▶ **Written request**: Can you quote the records below in full, word for word?

▶ **Material for this task**:
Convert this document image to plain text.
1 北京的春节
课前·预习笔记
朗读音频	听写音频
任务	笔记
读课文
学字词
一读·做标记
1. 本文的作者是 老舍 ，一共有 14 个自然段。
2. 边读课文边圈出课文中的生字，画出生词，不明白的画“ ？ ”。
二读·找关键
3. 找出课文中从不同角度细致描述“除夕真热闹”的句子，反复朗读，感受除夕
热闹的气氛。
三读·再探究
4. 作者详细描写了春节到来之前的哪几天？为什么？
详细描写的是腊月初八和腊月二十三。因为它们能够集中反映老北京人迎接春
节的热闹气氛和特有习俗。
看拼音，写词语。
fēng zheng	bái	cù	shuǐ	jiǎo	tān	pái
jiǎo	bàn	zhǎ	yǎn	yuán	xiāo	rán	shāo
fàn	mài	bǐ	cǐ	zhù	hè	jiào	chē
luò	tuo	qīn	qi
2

▶ **Completed task**:
Convert this document image to plain text.
1 北京的春节
课前·预习笔记
朗读音频	听写音频
任务	笔记
读课文
学字词
一读·做标记
1. 本文的作者是 老舍 ，一共有 14 个自然段。
2. 边读课文边圈出课文中的生字，画出生词，不明白的画“ ？ ”。
二读·找关键
3. 找出课文中从不同角度细致描述“除夕真热闹”的句子，反复朗读，感受除夕
热闹的气氛。
三读·再探究
4. 作者详细描写了春节到来之前的哪几天？为什么？
详细描写的是腊月初八和腊月二十三。因为它们能够集中反映老北京人迎接春
节的热闹气氛和特有习俗。
看拼音，写词语。
fēng zheng	bái	cù	shuǐ	jiǎo	tān	pái
jiǎo	bàn	zhǎ	yǎn	yuán	xiāo	rán	shāo
fàn	mài	bǐ	cǐ	zhù	hè	jiào	chē
luò	tuo	qīn	qi
2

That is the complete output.